GIVEN EXERCISE » Extract all of the entries and give them again, word for word.

RECORDS TO USE »
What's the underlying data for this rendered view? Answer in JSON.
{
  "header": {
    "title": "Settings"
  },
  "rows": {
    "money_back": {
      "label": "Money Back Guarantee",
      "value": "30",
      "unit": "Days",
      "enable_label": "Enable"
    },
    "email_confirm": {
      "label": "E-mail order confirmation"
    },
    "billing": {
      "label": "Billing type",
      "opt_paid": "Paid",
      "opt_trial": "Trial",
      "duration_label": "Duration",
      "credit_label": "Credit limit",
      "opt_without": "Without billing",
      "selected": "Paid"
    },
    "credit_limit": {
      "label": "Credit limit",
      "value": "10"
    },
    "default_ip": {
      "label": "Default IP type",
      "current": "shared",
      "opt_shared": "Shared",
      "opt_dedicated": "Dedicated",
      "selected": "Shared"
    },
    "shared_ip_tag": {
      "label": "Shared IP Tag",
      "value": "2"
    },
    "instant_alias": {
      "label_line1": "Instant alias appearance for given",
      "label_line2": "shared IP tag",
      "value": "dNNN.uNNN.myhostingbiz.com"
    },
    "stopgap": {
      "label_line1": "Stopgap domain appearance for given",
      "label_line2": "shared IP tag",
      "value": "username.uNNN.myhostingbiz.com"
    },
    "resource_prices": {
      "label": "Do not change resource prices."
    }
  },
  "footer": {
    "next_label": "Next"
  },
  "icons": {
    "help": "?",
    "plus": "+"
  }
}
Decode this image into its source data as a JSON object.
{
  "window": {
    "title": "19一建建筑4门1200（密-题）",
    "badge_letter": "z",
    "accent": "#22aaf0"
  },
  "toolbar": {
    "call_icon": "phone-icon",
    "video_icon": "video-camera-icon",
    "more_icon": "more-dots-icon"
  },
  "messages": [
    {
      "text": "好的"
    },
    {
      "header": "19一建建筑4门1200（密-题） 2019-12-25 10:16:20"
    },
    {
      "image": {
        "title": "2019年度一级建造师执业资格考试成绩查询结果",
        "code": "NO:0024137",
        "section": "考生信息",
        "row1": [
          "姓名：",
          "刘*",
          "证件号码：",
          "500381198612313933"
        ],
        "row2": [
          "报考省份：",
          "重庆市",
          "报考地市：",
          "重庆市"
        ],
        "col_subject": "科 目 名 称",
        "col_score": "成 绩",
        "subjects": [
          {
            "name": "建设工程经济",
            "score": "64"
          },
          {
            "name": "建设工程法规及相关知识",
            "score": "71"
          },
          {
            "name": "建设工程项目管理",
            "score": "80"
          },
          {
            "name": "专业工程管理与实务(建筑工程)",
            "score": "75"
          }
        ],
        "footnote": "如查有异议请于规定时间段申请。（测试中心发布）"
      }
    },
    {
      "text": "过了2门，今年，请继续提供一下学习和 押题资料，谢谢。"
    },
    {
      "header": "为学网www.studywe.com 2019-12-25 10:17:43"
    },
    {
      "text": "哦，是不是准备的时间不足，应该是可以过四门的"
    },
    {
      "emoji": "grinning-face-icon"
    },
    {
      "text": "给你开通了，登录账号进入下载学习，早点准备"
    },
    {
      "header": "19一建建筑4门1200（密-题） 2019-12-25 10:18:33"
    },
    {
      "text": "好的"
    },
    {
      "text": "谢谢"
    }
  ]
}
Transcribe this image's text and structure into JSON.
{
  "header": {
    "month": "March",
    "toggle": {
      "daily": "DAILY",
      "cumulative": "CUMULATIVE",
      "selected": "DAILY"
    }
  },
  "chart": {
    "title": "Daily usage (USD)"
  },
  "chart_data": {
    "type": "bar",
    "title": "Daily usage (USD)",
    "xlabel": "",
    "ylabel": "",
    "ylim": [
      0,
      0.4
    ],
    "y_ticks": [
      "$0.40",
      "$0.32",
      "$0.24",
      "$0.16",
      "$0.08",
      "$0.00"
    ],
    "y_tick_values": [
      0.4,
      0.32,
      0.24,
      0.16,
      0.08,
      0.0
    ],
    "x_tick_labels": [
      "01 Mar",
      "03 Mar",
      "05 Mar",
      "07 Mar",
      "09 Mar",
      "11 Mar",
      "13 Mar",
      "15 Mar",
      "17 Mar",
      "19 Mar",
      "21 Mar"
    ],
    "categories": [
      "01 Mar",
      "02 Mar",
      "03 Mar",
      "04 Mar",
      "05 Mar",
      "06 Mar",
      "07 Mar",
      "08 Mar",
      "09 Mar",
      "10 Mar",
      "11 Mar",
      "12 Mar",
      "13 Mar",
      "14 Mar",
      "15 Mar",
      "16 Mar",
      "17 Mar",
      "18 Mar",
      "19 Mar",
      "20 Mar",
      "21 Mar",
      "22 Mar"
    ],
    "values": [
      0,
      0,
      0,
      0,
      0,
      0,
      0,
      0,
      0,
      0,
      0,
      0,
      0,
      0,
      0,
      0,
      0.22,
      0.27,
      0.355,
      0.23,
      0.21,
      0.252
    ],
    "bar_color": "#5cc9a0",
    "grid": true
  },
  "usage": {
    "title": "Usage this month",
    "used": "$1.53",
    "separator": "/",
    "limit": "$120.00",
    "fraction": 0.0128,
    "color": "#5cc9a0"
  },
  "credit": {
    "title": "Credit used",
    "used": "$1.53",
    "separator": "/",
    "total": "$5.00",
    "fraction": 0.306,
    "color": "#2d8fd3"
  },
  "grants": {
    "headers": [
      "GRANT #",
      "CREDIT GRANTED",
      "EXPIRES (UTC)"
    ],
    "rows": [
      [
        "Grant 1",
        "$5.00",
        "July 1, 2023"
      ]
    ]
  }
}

FINISHED EXERCISE »
What's the underlying data for this rendered view? Answer in JSON.
{
  "header": {
    "title": "Settings"
  },
  "rows": {
    "money_back": {
      "label": "Money Back Guarantee",
      "value": "30",
      "unit": "Days",
      "enable_label": "Enable"
    },
    "email_confirm": {
      "label": "E-mail order confirmation"
    },
    "billing": {
      "label": "Billing type",
      "opt_paid": "Paid",
      "opt_trial": "Trial",
      "duration_label": "Duration",
      "credit_label": "Credit limit",
      "opt_without": "Without billing",
      "selected": "Paid"
    },
    "credit_limit": {
      "label": "Credit limit",
      "value": "10"
    },
    "default_ip": {
      "label": "Default IP type",
      "current": "shared",
      "opt_shared": "Shared",
      "opt_dedicated": "Dedicated",
      "selected": "Shared"
    },
    "shared_ip_tag": {
      "label": "Shared IP Tag",
      "value": "2"
    },
    "instant_alias": {
      "label_line1": "Instant alias appearance for given",
      "label_line2": "shared IP tag",
      "value": "dNNN.uNNN.myhostingbiz.com"
    },
    "stopgap": {
      "label_line1": "Stopgap domain appearance for given",
      "label_line2": "shared IP tag",
      "value": "username.uNNN.myhostingbiz.com"
    },
    "resource_prices": {
      "label": "Do not change resource prices."
    }
  },
  "footer": {
    "next_label": "Next"
  },
  "icons": {
    "help": "?",
    "plus": "+"
  }
}
Decode this image into its source data as a JSON object.
{
  "window": {
    "title": "19一建建筑4门1200（密-题）",
    "badge_letter": "z",
    "accent": "#22aaf0"
  },
  "toolbar": {
    "call_icon": "phone-icon",
    "video_icon": "video-camera-icon",
    "more_icon": "more-dots-icon"
  },
  "messages": [
    {
      "text": "好的"
    },
    {
      "header": "19一建建筑4门1200（密-题） 2019-12-25 10:16:20"
    },
    {
      "image": {
        "title": "2019年度一级建造师执业资格考试成绩查询结果",
        "code": "NO:0024137",
        "section": "考生信息",
        "row1": [
          "姓名：",
          "刘*",
          "证件号码：",
          "500381198612313933"
        ],
        "row2": [
          "报考省份：",
          "重庆市",
          "报考地市：",
          "重庆市"
        ],
        "col_subject": "科 目 名 称",
        "col_score": "成 绩",
        "subjects": [
          {
            "name": "建设工程经济",
            "score": "64"
          },
          {
            "name": "建设工程法规及相关知识",
            "score": "71"
          },
          {
            "name": "建设工程项目管理",
            "score": "80"
          },
          {
            "name": "专业工程管理与实务(建筑工程)",
            "score": "75"
          }
        ],
        "footnote": "如查有异议请于规定时间段申请。（测试中心发布）"
      }
    },
    {
      "text": "过了2门，今年，请继续提供一下学习和 押题资料，谢谢。"
    },
    {
      "header": "为学网www.studywe.com 2019-12-25 10:17:43"
    },
    {
      "text": "哦，是不是准备的时间不足，应该是可以过四门的"
    },
    {
      "emoji": "grinning-face-icon"
    },
    {
      "text": "给你开通了，登录账号进入下载学习，早点准备"
    },
    {
      "header": "19一建建筑4门1200（密-题） 2019-12-25 10:18:33"
    },
    {
      "text": "好的"
    },
    {
      "text": "谢谢"
    }
  ]
}
Transcribe this image's text and structure into JSON.
{
  "header": {
    "month": "March",
    "toggle": {
      "daily": "DAILY",
      "cumulative": "CUMULATIVE",
      "selected": "DAILY"
    }
  },
  "chart": {
    "title": "Daily usage (USD)"
  },
  "chart_data": {
    "type": "bar",
    "title": "Daily usage (USD)",
    "xlabel": "",
    "ylabel": "",
    "ylim": [
      0,
      0.4
    ],
    "y_ticks": [
      "$0.40",
      "$0.32",
      "$0.24",
      "$0.16",
      "$0.08",
      "$0.00"
    ],
    "y_tick_values": [
      0.4,
      0.32,
      0.24,
      0.16,
      0.08,
      0.0
    ],
    "x_tick_labels": [
      "01 Mar",
      "03 Mar",
      "05 Mar",
      "07 Mar",
      "09 Mar",
      "11 Mar",
      "13 Mar",
      "15 Mar",
      "17 Mar",
      "19 Mar",
      "21 Mar"
    ],
    "categories": [
      "01 Mar",
      "02 Mar",
      "03 Mar",
      "04 Mar",
      "05 Mar",
      "06 Mar",
      "07 Mar",
      "08 Mar",
      "09 Mar",
      "10 Mar",
      "11 Mar",
      "12 Mar",
      "13 Mar",
      "14 Mar",
      "15 Mar",
      "16 Mar",
      "17 Mar",
      "18 Mar",
      "19 Mar",
      "20 Mar",
      "21 Mar",
      "22 Mar"
    ],
    "values": [
      0,
      0,
      0,
      0,
      0,
      0,
      0,
      0,
      0,
      0,
      0,
      0,
      0,
      0,
      0,
      0,
      0.22,
      0.27,
      0.355,
      0.23,
      0.21,
      0.252
    ],
    "bar_color": "#5cc9a0",
    "grid": true
  },
  "usage": {
    "title": "Usage this month",
    "used": "$1.53",
    "separator": "/",
    "limit": "$120.00",
    "fraction": 0.0128,
    "color": "#5cc9a0"
  },
  "credit": {
    "title": "Credit used",
    "used": "$1.53",
    "separator": "/",
    "total": "$5.00",
    "fraction": 0.306,
    "color": "#2d8fd3"
  },
  "grants": {
    "headers": [
      "GRANT #",
      "CREDIT GRANTED",
      "EXPIRES (UTC)"
    ],
    "rows": [
      [
        "Grant 1",
        "$5.00",
        "July 1, 2023"
      ]
    ]
  }
}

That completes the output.